::: DATASET CONTENT

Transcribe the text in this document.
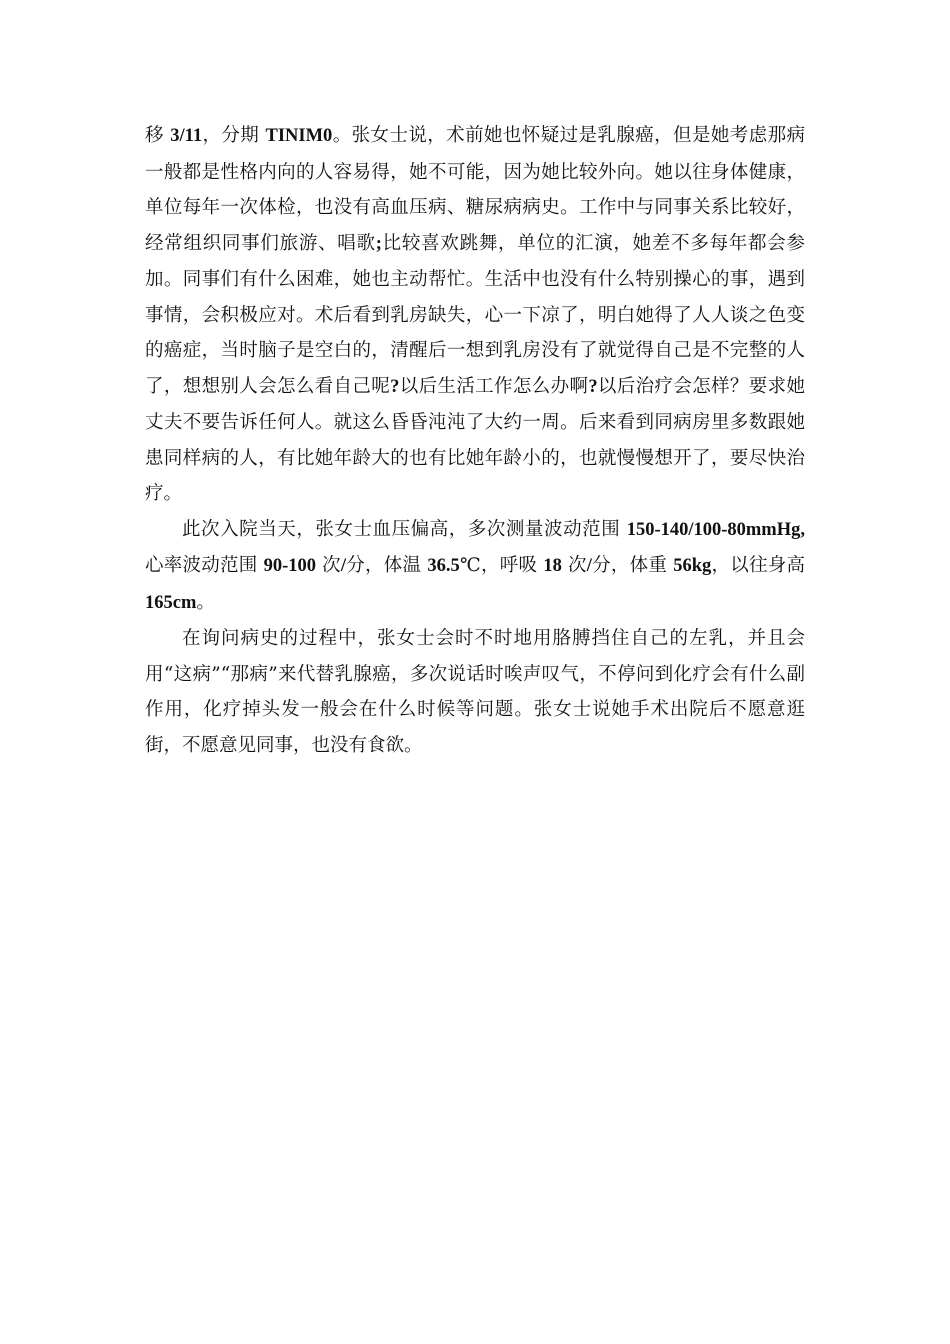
移 3/11，分期 TINIM0。张女士说，术前她也怀疑过是乳腺癌，但是她考虑那病一般都是性格内向的人容易得，她不可能，因为她比较外向。她以往身体健康，单位每年一次体检，也没有高血压病、糖尿病病史。工作中与同事关系比较好，经常组织同事们旅游、唱歌;比较喜欢跳舞，单位的汇演，她差不多每年都会参加。同事们有什么困难，她也主动帮忙。生活中也没有什么特别操心的事，遇到事情，会积极应对。术后看到乳房缺失，心一下凉了，明白她得了人人谈之色变的癌症，当时脑子是空白的，清醒后一想到乳房没有了就觉得自己是不完整的人了，想想别人会怎么看自己呢?以后生活工作怎么办啊?以后治疗会怎样？要求她丈夫不要告诉任何人。就这么昏昏沌沌了大约一周。后来看到同病房里多数跟她患同样病的人，有比她年龄大的也有比她年龄小的，也就慢慢想开了，要尽快治疗。

此次入院当天，张女士血压偏高，多次测量波动范围 150-140/100-80mmHg,心率波动范围 90-100 次/分，体温 36.5℃，呼吸 18 次/分，体重 56kg，以往身高 165cm。

在询问病史的过程中，张女士会时不时地用胳膊挡住自己的左乳，并且会用“这病”“那病”来代替乳腺癌，多次说话时唉声叹气，不停问到化疗会有什么副作用，化疗掉头发一般会在什么时候等问题。张女士说她手术出院后不愿意逛街，不愿意见同事，也没有食欲。
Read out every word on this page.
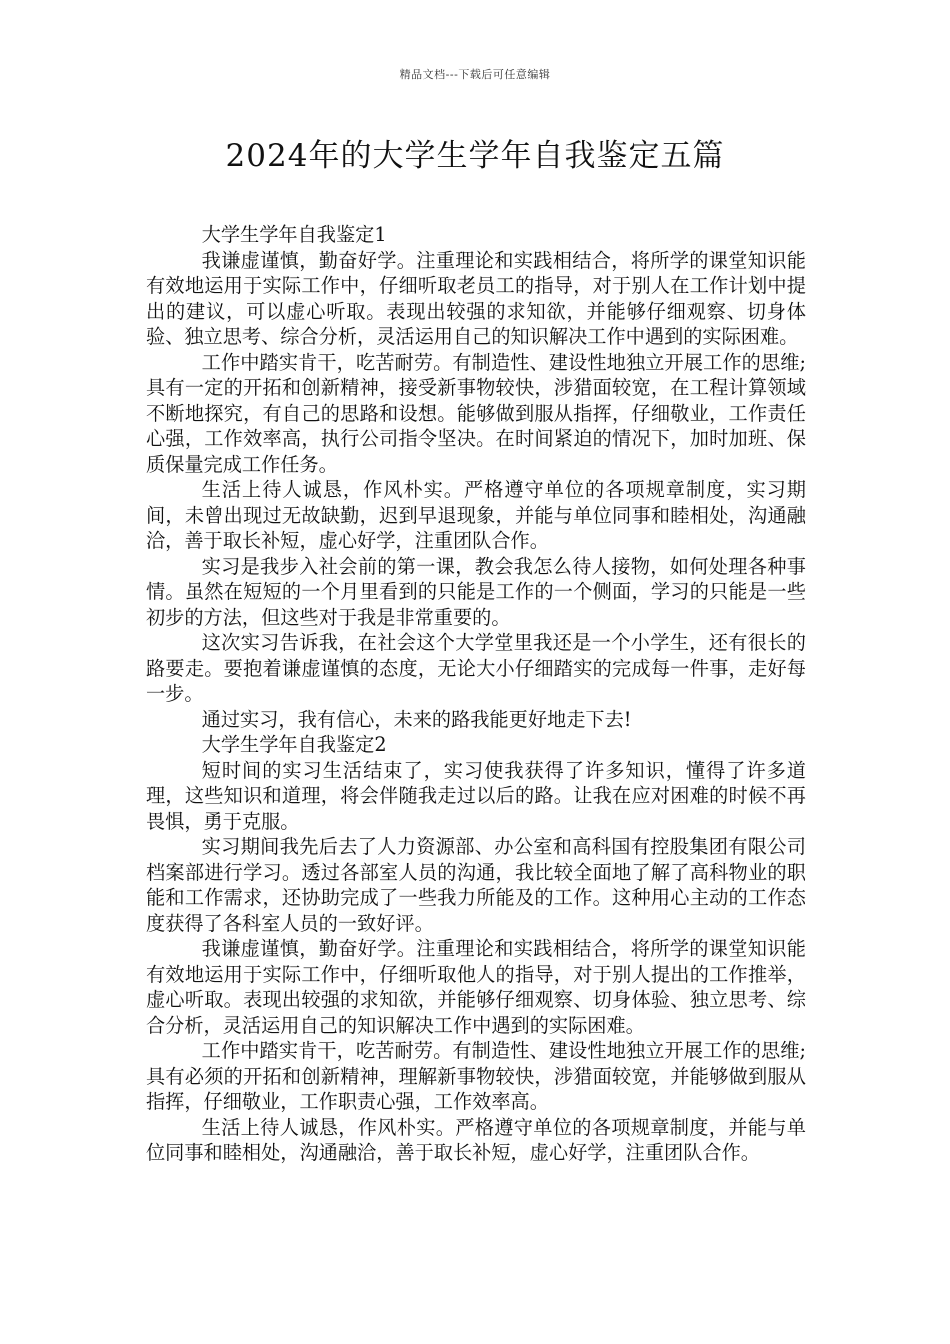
精品文档---下载后可任意编辑
2024年的大学生学年自我鉴定五篇

大学生学年自我鉴定1

我谦虚谨慎，勤奋好学。注重理论和实践相结合，将所学的课堂知识能有效地运用于实际工作中，仔细听取老员工的指导，对于别人在工作计划中提出的建议，可以虚心听取。表现出较强的求知欲，并能够仔细观察、切身体验、独立思考、综合分析，灵活运用自己的知识解决工作中遇到的实际困难。

工作中踏实肯干，吃苦耐劳。有制造性、建设性地独立开展工作的思维;具有一定的开拓和创新精神，接受新事物较快，涉猎面较宽，在工程计算领域不断地探究，有自己的思路和设想。能够做到服从指挥，仔细敬业，工作责任心强，工作效率高，执行公司指令坚决。在时间紧迫的情况下，加时加班、保质保量完成工作任务。

生活上待人诚恳，作风朴实。严格遵守单位的各项规章制度，实习期间，未曾出现过无故缺勤，迟到早退现象，并能与单位同事和睦相处，沟通融洽，善于取长补短，虚心好学，注重团队合作。

实习是我步入社会前的第一课，教会我怎么待人接物，如何处理各种事情。虽然在短短的一个月里看到的只能是工作的一个侧面，学习的只能是一些初步的方法，但这些对于我是非常重要的。

这次实习告诉我，在社会这个大学堂里我还是一个小学生，还有很长的路要走。要抱着谦虚谨慎的态度，无论大小仔细踏实的完成每一件事，走好每一步。

通过实习，我有信心，未来的路我能更好地走下去!

大学生学年自我鉴定2

短时间的实习生活结束了，实习使我获得了许多知识，懂得了许多道理，这些知识和道理，将会伴随我走过以后的路。让我在应对困难的时候不再畏惧，勇于克服。

实习期间我先后去了人力资源部、办公室和高科国有控股集团有限公司档案部进行学习。透过各部室人员的沟通，我比较全面地了解了高科物业的职能和工作需求，还协助完成了一些我力所能及的工作。这种用心主动的工作态度获得了各科室人员的一致好评。

我谦虚谨慎，勤奋好学。注重理论和实践相结合，将所学的课堂知识能有效地运用于实际工作中，仔细听取他人的指导，对于别人提出的工作推举，虚心听取。表现出较强的求知欲，并能够仔细观察、切身体验、独立思考、综合分析，灵活运用自己的知识解决工作中遇到的实际困难。

工作中踏实肯干，吃苦耐劳。有制造性、建设性地独立开展工作的思维;具有必须的开拓和创新精神，理解新事物较快，涉猎面较宽，并能够做到服从指挥，仔细敬业，工作职责心强，工作效率高。

生活上待人诚恳，作风朴实。严格遵守单位的各项规章制度，并能与单位同事和睦相处，沟通融洽，善于取长补短，虚心好学，注重团队合作。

::::::

* **WHAT IS REQUIRED**
Exactly as written, return every line of the listing, but not the pictures.

* **REPLY TO THE EXERCISE**
Transcribe the text in this document.
移 3/11，分期 TINIM0。张女士说，术前她也怀疑过是乳腺癌，但是她考虑那病一般都是性格内向的人容易得，她不可能，因为她比较外向。她以往身体健康，单位每年一次体检，也没有高血压病、糖尿病病史。工作中与同事关系比较好，经常组织同事们旅游、唱歌;比较喜欢跳舞，单位的汇演，她差不多每年都会参加。同事们有什么困难，她也主动帮忙。生活中也没有什么特别操心的事，遇到事情，会积极应对。术后看到乳房缺失，心一下凉了，明白她得了人人谈之色变的癌症，当时脑子是空白的，清醒后一想到乳房没有了就觉得自己是不完整的人了，想想别人会怎么看自己呢?以后生活工作怎么办啊?以后治疗会怎样？要求她丈夫不要告诉任何人。就这么昏昏沌沌了大约一周。后来看到同病房里多数跟她患同样病的人，有比她年龄大的也有比她年龄小的，也就慢慢想开了，要尽快治疗。

此次入院当天，张女士血压偏高，多次测量波动范围 150-140/100-80mmHg,心率波动范围 90-100 次/分，体温 36.5℃，呼吸 18 次/分，体重 56kg，以往身高 165cm。

在询问病史的过程中，张女士会时不时地用胳膊挡住自己的左乳，并且会用“这病”“那病”来代替乳腺癌，多次说话时唉声叹气，不停问到化疗会有什么副作用，化疗掉头发一般会在什么时候等问题。张女士说她手术出院后不愿意逛街，不愿意见同事，也没有食欲。
Read out every word on this page.
精品文档---下载后可任意编辑
2024年的大学生学年自我鉴定五篇

大学生学年自我鉴定1

我谦虚谨慎，勤奋好学。注重理论和实践相结合，将所学的课堂知识能有效地运用于实际工作中，仔细听取老员工的指导，对于别人在工作计划中提出的建议，可以虚心听取。表现出较强的求知欲，并能够仔细观察、切身体验、独立思考、综合分析，灵活运用自己的知识解决工作中遇到的实际困难。

工作中踏实肯干，吃苦耐劳。有制造性、建设性地独立开展工作的思维;具有一定的开拓和创新精神，接受新事物较快，涉猎面较宽，在工程计算领域不断地探究，有自己的思路和设想。能够做到服从指挥，仔细敬业，工作责任心强，工作效率高，执行公司指令坚决。在时间紧迫的情况下，加时加班、保质保量完成工作任务。

生活上待人诚恳，作风朴实。严格遵守单位的各项规章制度，实习期间，未曾出现过无故缺勤，迟到早退现象，并能与单位同事和睦相处，沟通融洽，善于取长补短，虚心好学，注重团队合作。

实习是我步入社会前的第一课，教会我怎么待人接物，如何处理各种事情。虽然在短短的一个月里看到的只能是工作的一个侧面，学习的只能是一些初步的方法，但这些对于我是非常重要的。

这次实习告诉我，在社会这个大学堂里我还是一个小学生，还有很长的路要走。要抱着谦虚谨慎的态度，无论大小仔细踏实的完成每一件事，走好每一步。

通过实习，我有信心，未来的路我能更好地走下去!

大学生学年自我鉴定2

短时间的实习生活结束了，实习使我获得了许多知识，懂得了许多道理，这些知识和道理，将会伴随我走过以后的路。让我在应对困难的时候不再畏惧，勇于克服。

实习期间我先后去了人力资源部、办公室和高科国有控股集团有限公司档案部进行学习。透过各部室人员的沟通，我比较全面地了解了高科物业的职能和工作需求，还协助完成了一些我力所能及的工作。这种用心主动的工作态度获得了各科室人员的一致好评。

我谦虚谨慎，勤奋好学。注重理论和实践相结合，将所学的课堂知识能有效地运用于实际工作中，仔细听取他人的指导，对于别人提出的工作推举，虚心听取。表现出较强的求知欲，并能够仔细观察、切身体验、独立思考、综合分析，灵活运用自己的知识解决工作中遇到的实际困难。

工作中踏实肯干，吃苦耐劳。有制造性、建设性地独立开展工作的思维;具有必须的开拓和创新精神，理解新事物较快，涉猎面较宽，并能够做到服从指挥，仔细敬业，工作职责心强，工作效率高。

生活上待人诚恳，作风朴实。严格遵守单位的各项规章制度，并能与单位同事和睦相处，沟通融洽，善于取长补短，虚心好学，注重团队合作。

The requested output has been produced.